Images are not part of the copy; transcribe all the data exactly.

>> start Extracted records

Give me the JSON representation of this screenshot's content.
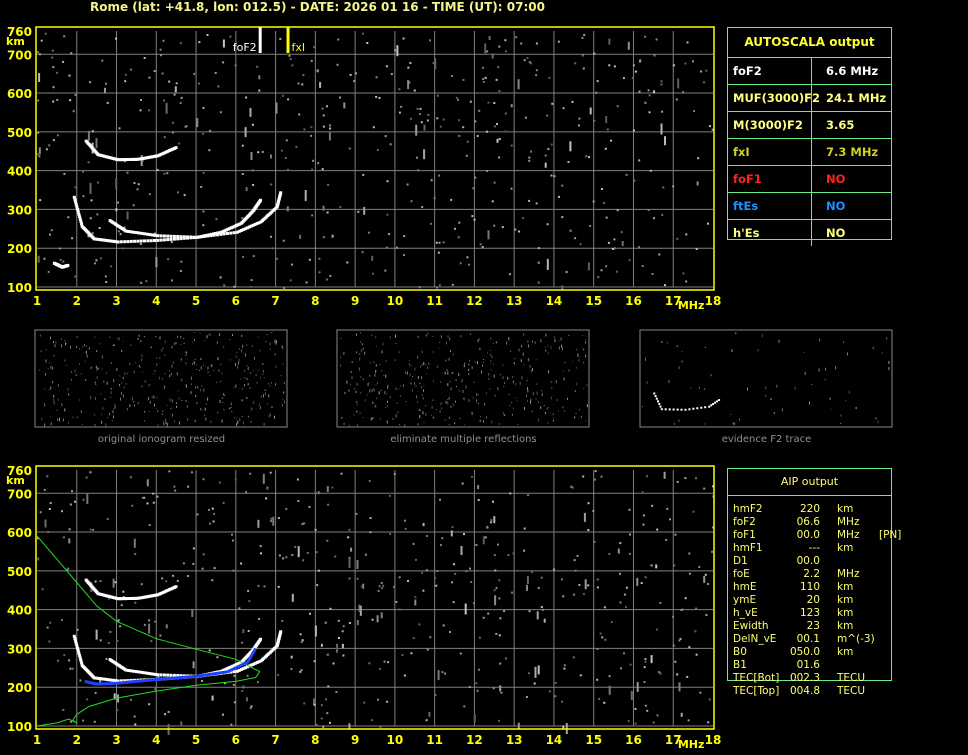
{
  "header": {
    "title": "Rome (lat: +41.8, lon: 012.5) - DATE: 2026 01 16 - TIME (UT): 07:00"
  },
  "colors": {
    "axis": "#ffff00",
    "grid": "#808080",
    "table_border": "#66ee88",
    "foF2": "#ffffff",
    "fxI": "#ffff00",
    "foF1": "#ff2020",
    "ftEs": "#1e8fff",
    "profile": "#22dd22",
    "trace_fit": "#2040ff"
  },
  "autoscala": {
    "title": "AUTOSCALA output",
    "rows": [
      {
        "label": "foF2",
        "value": "6.6 MHz",
        "color": "#ffffff"
      },
      {
        "label": "MUF(3000)F2",
        "value": "24.1 MHz",
        "color": "#ffff80"
      },
      {
        "label": "M(3000)F2",
        "value": "3.65",
        "color": "#ffff80"
      },
      {
        "label": "fxI",
        "value": "7.3 MHz",
        "color": "#d0d020"
      },
      {
        "label": "foF1",
        "value": "NO",
        "color": "#ff2020"
      },
      {
        "label": "ftEs",
        "value": "NO",
        "color": "#1e8fff"
      },
      {
        "label": "h'Es",
        "value": "NO",
        "color": "#ffff80"
      }
    ]
  },
  "aip": {
    "title": "AIP output",
    "rows": [
      [
        "hmF2",
        "220",
        "km",
        ""
      ],
      [
        "foF2",
        "06.6",
        "MHz",
        ""
      ],
      [
        "foF1",
        "00.0",
        "MHz",
        "[PN]"
      ],
      [
        "hmF1",
        "---",
        "km",
        ""
      ],
      [
        "D1",
        "00.0",
        "",
        ""
      ],
      [
        "foE",
        "2.2",
        "MHz",
        ""
      ],
      [
        "hmE",
        "110",
        "km",
        ""
      ],
      [
        "ymE",
        "20",
        "km",
        ""
      ],
      [
        "h_vE",
        "123",
        "km",
        ""
      ],
      [
        "Ewidth",
        "23",
        "km",
        ""
      ],
      [
        "DelN_vE",
        "00.1",
        "m^(-3)",
        ""
      ],
      [
        "B0",
        "050.0",
        "km",
        ""
      ],
      [
        "B1",
        "01.6",
        "",
        ""
      ],
      [
        "TEC[Bot]",
        "002.3",
        "TECU",
        ""
      ],
      [
        "TEC[Top]",
        "004.8",
        "TECU",
        ""
      ]
    ]
  },
  "thumbnails": [
    {
      "caption": "original ionogram resized"
    },
    {
      "caption": "eliminate multiple reflections"
    },
    {
      "caption": "evidence F2 trace"
    }
  ],
  "chart_data": [
    {
      "type": "scatter",
      "xlim": [
        1,
        18
      ],
      "ylim": [
        100,
        760
      ],
      "x_ticks": [
        "1",
        "2",
        "3",
        "4",
        "5",
        "6",
        "7",
        "8",
        "9",
        "10",
        "11",
        "12",
        "13",
        "14",
        "15",
        "16",
        "17",
        "18"
      ],
      "x_unit": "MHz",
      "y_ticks": [
        "100",
        "200",
        "300",
        "400",
        "500",
        "600",
        "700",
        "760"
      ],
      "y_unit": "km",
      "grid": true,
      "markers": [
        {
          "label": "foF2",
          "x": 6.6
        },
        {
          "label": "fxI",
          "x": 7.3
        }
      ],
      "traces": [
        {
          "points": [
            [
              1.9,
              335
            ],
            [
              2.1,
              260
            ],
            [
              2.4,
              228
            ],
            [
              3,
              220
            ],
            [
              4,
              224
            ],
            [
              5,
              232
            ],
            [
              5.6,
              245
            ],
            [
              6.1,
              268
            ],
            [
              6.4,
              300
            ],
            [
              6.6,
              330
            ]
          ]
        },
        {
          "points": [
            [
              2.8,
              275
            ],
            [
              3.2,
              248
            ],
            [
              4,
              236
            ],
            [
              5,
              232
            ],
            [
              6,
              245
            ],
            [
              6.6,
              272
            ],
            [
              7,
              310
            ],
            [
              7.1,
              350
            ]
          ]
        },
        {
          "points": [
            [
              2.2,
              480
            ],
            [
              2.5,
              445
            ],
            [
              3,
              432
            ],
            [
              3.5,
              433
            ],
            [
              4,
              442
            ],
            [
              4.5,
              465
            ]
          ]
        },
        {
          "points": [
            [
              1.4,
              165
            ],
            [
              1.6,
              155
            ],
            [
              1.75,
              160
            ]
          ]
        }
      ]
    },
    {
      "type": "line",
      "xlim": [
        1,
        18
      ],
      "ylim": [
        100,
        760
      ],
      "x_ticks": [
        "1",
        "2",
        "3",
        "4",
        "5",
        "6",
        "7",
        "8",
        "9",
        "10",
        "11",
        "12",
        "13",
        "14",
        "15",
        "16",
        "17",
        "18"
      ],
      "x_unit": "MHz",
      "y_ticks": [
        "100",
        "200",
        "300",
        "400",
        "500",
        "600",
        "700",
        "760"
      ],
      "y_unit": "km",
      "grid": true,
      "traces": [
        {
          "points": [
            [
              1.9,
              335
            ],
            [
              2.1,
              260
            ],
            [
              2.4,
              228
            ],
            [
              3,
              220
            ],
            [
              4,
              224
            ],
            [
              5,
              232
            ],
            [
              5.6,
              245
            ],
            [
              6.1,
              268
            ],
            [
              6.4,
              300
            ],
            [
              6.6,
              330
            ]
          ]
        },
        {
          "points": [
            [
              2.8,
              275
            ],
            [
              3.2,
              248
            ],
            [
              4,
              236
            ],
            [
              5,
              232
            ],
            [
              6,
              245
            ],
            [
              6.6,
              272
            ],
            [
              7,
              310
            ],
            [
              7.1,
              350
            ]
          ]
        },
        {
          "points": [
            [
              2.2,
              480
            ],
            [
              2.5,
              445
            ],
            [
              3,
              432
            ],
            [
              3.5,
              433
            ],
            [
              4,
              442
            ],
            [
              4.5,
              465
            ]
          ]
        }
      ],
      "fitted_trace": [
        [
          2.2,
          215
        ],
        [
          2.5,
          208
        ],
        [
          3,
          210
        ],
        [
          4,
          220
        ],
        [
          5,
          228
        ],
        [
          5.8,
          240
        ],
        [
          6.3,
          265
        ],
        [
          6.5,
          300
        ]
      ],
      "profile": [
        [
          1,
          590
        ],
        [
          1.5,
          530
        ],
        [
          2,
          470
        ],
        [
          2.5,
          410
        ],
        [
          3,
          370
        ],
        [
          4,
          325
        ],
        [
          5,
          298
        ],
        [
          6,
          272
        ],
        [
          6.6,
          240
        ],
        [
          6.5,
          225
        ],
        [
          6,
          215
        ],
        [
          5,
          205
        ],
        [
          4,
          190
        ],
        [
          3,
          172
        ],
        [
          2.3,
          150
        ],
        [
          2,
          130
        ],
        [
          1.9,
          115
        ],
        [
          2,
          108
        ],
        [
          1.8,
          118
        ],
        [
          1.5,
          108
        ],
        [
          1.2,
          103
        ],
        [
          1,
          100
        ]
      ]
    }
  ]
}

>> end Extracted records

## [Final answer]
Give me the JSON representation of this screenshot's content.
{
  "header": {
    "title": "Rome (lat: +41.8, lon: 012.5) - DATE: 2026 01 16 - TIME (UT): 07:00"
  },
  "colors": {
    "axis": "#ffff00",
    "grid": "#808080",
    "table_border": "#66ee88",
    "foF2": "#ffffff",
    "fxI": "#ffff00",
    "foF1": "#ff2020",
    "ftEs": "#1e8fff",
    "profile": "#22dd22",
    "trace_fit": "#2040ff"
  },
  "autoscala": {
    "title": "AUTOSCALA output",
    "rows": [
      {
        "label": "foF2",
        "value": "6.6 MHz",
        "color": "#ffffff"
      },
      {
        "label": "MUF(3000)F2",
        "value": "24.1 MHz",
        "color": "#ffff80"
      },
      {
        "label": "M(3000)F2",
        "value": "3.65",
        "color": "#ffff80"
      },
      {
        "label": "fxI",
        "value": "7.3 MHz",
        "color": "#d0d020"
      },
      {
        "label": "foF1",
        "value": "NO",
        "color": "#ff2020"
      },
      {
        "label": "ftEs",
        "value": "NO",
        "color": "#1e8fff"
      },
      {
        "label": "h'Es",
        "value": "NO",
        "color": "#ffff80"
      }
    ]
  },
  "aip": {
    "title": "AIP output",
    "rows": [
      [
        "hmF2",
        "220",
        "km",
        ""
      ],
      [
        "foF2",
        "06.6",
        "MHz",
        ""
      ],
      [
        "foF1",
        "00.0",
        "MHz",
        "[PN]"
      ],
      [
        "hmF1",
        "---",
        "km",
        ""
      ],
      [
        "D1",
        "00.0",
        "",
        ""
      ],
      [
        "foE",
        "2.2",
        "MHz",
        ""
      ],
      [
        "hmE",
        "110",
        "km",
        ""
      ],
      [
        "ymE",
        "20",
        "km",
        ""
      ],
      [
        "h_vE",
        "123",
        "km",
        ""
      ],
      [
        "Ewidth",
        "23",
        "km",
        ""
      ],
      [
        "DelN_vE",
        "00.1",
        "m^(-3)",
        ""
      ],
      [
        "B0",
        "050.0",
        "km",
        ""
      ],
      [
        "B1",
        "01.6",
        "",
        ""
      ],
      [
        "TEC[Bot]",
        "002.3",
        "TECU",
        ""
      ],
      [
        "TEC[Top]",
        "004.8",
        "TECU",
        ""
      ]
    ]
  },
  "thumbnails": [
    {
      "caption": "original ionogram resized"
    },
    {
      "caption": "eliminate multiple reflections"
    },
    {
      "caption": "evidence F2 trace"
    }
  ],
  "chart_data": [
    {
      "type": "scatter",
      "xlim": [
        1,
        18
      ],
      "ylim": [
        100,
        760
      ],
      "x_ticks": [
        "1",
        "2",
        "3",
        "4",
        "5",
        "6",
        "7",
        "8",
        "9",
        "10",
        "11",
        "12",
        "13",
        "14",
        "15",
        "16",
        "17",
        "18"
      ],
      "x_unit": "MHz",
      "y_ticks": [
        "100",
        "200",
        "300",
        "400",
        "500",
        "600",
        "700",
        "760"
      ],
      "y_unit": "km",
      "grid": true,
      "markers": [
        {
          "label": "foF2",
          "x": 6.6
        },
        {
          "label": "fxI",
          "x": 7.3
        }
      ],
      "traces": [
        {
          "points": [
            [
              1.9,
              335
            ],
            [
              2.1,
              260
            ],
            [
              2.4,
              228
            ],
            [
              3,
              220
            ],
            [
              4,
              224
            ],
            [
              5,
              232
            ],
            [
              5.6,
              245
            ],
            [
              6.1,
              268
            ],
            [
              6.4,
              300
            ],
            [
              6.6,
              330
            ]
          ]
        },
        {
          "points": [
            [
              2.8,
              275
            ],
            [
              3.2,
              248
            ],
            [
              4,
              236
            ],
            [
              5,
              232
            ],
            [
              6,
              245
            ],
            [
              6.6,
              272
            ],
            [
              7,
              310
            ],
            [
              7.1,
              350
            ]
          ]
        },
        {
          "points": [
            [
              2.2,
              480
            ],
            [
              2.5,
              445
            ],
            [
              3,
              432
            ],
            [
              3.5,
              433
            ],
            [
              4,
              442
            ],
            [
              4.5,
              465
            ]
          ]
        },
        {
          "points": [
            [
              1.4,
              165
            ],
            [
              1.6,
              155
            ],
            [
              1.75,
              160
            ]
          ]
        }
      ]
    },
    {
      "type": "line",
      "xlim": [
        1,
        18
      ],
      "ylim": [
        100,
        760
      ],
      "x_ticks": [
        "1",
        "2",
        "3",
        "4",
        "5",
        "6",
        "7",
        "8",
        "9",
        "10",
        "11",
        "12",
        "13",
        "14",
        "15",
        "16",
        "17",
        "18"
      ],
      "x_unit": "MHz",
      "y_ticks": [
        "100",
        "200",
        "300",
        "400",
        "500",
        "600",
        "700",
        "760"
      ],
      "y_unit": "km",
      "grid": true,
      "traces": [
        {
          "points": [
            [
              1.9,
              335
            ],
            [
              2.1,
              260
            ],
            [
              2.4,
              228
            ],
            [
              3,
              220
            ],
            [
              4,
              224
            ],
            [
              5,
              232
            ],
            [
              5.6,
              245
            ],
            [
              6.1,
              268
            ],
            [
              6.4,
              300
            ],
            [
              6.6,
              330
            ]
          ]
        },
        {
          "points": [
            [
              2.8,
              275
            ],
            [
              3.2,
              248
            ],
            [
              4,
              236
            ],
            [
              5,
              232
            ],
            [
              6,
              245
            ],
            [
              6.6,
              272
            ],
            [
              7,
              310
            ],
            [
              7.1,
              350
            ]
          ]
        },
        {
          "points": [
            [
              2.2,
              480
            ],
            [
              2.5,
              445
            ],
            [
              3,
              432
            ],
            [
              3.5,
              433
            ],
            [
              4,
              442
            ],
            [
              4.5,
              465
            ]
          ]
        }
      ],
      "fitted_trace": [
        [
          2.2,
          215
        ],
        [
          2.5,
          208
        ],
        [
          3,
          210
        ],
        [
          4,
          220
        ],
        [
          5,
          228
        ],
        [
          5.8,
          240
        ],
        [
          6.3,
          265
        ],
        [
          6.5,
          300
        ]
      ],
      "profile": [
        [
          1,
          590
        ],
        [
          1.5,
          530
        ],
        [
          2,
          470
        ],
        [
          2.5,
          410
        ],
        [
          3,
          370
        ],
        [
          4,
          325
        ],
        [
          5,
          298
        ],
        [
          6,
          272
        ],
        [
          6.6,
          240
        ],
        [
          6.5,
          225
        ],
        [
          6,
          215
        ],
        [
          5,
          205
        ],
        [
          4,
          190
        ],
        [
          3,
          172
        ],
        [
          2.3,
          150
        ],
        [
          2,
          130
        ],
        [
          1.9,
          115
        ],
        [
          2,
          108
        ],
        [
          1.8,
          118
        ],
        [
          1.5,
          108
        ],
        [
          1.2,
          103
        ],
        [
          1,
          100
        ]
      ]
    }
  ]
}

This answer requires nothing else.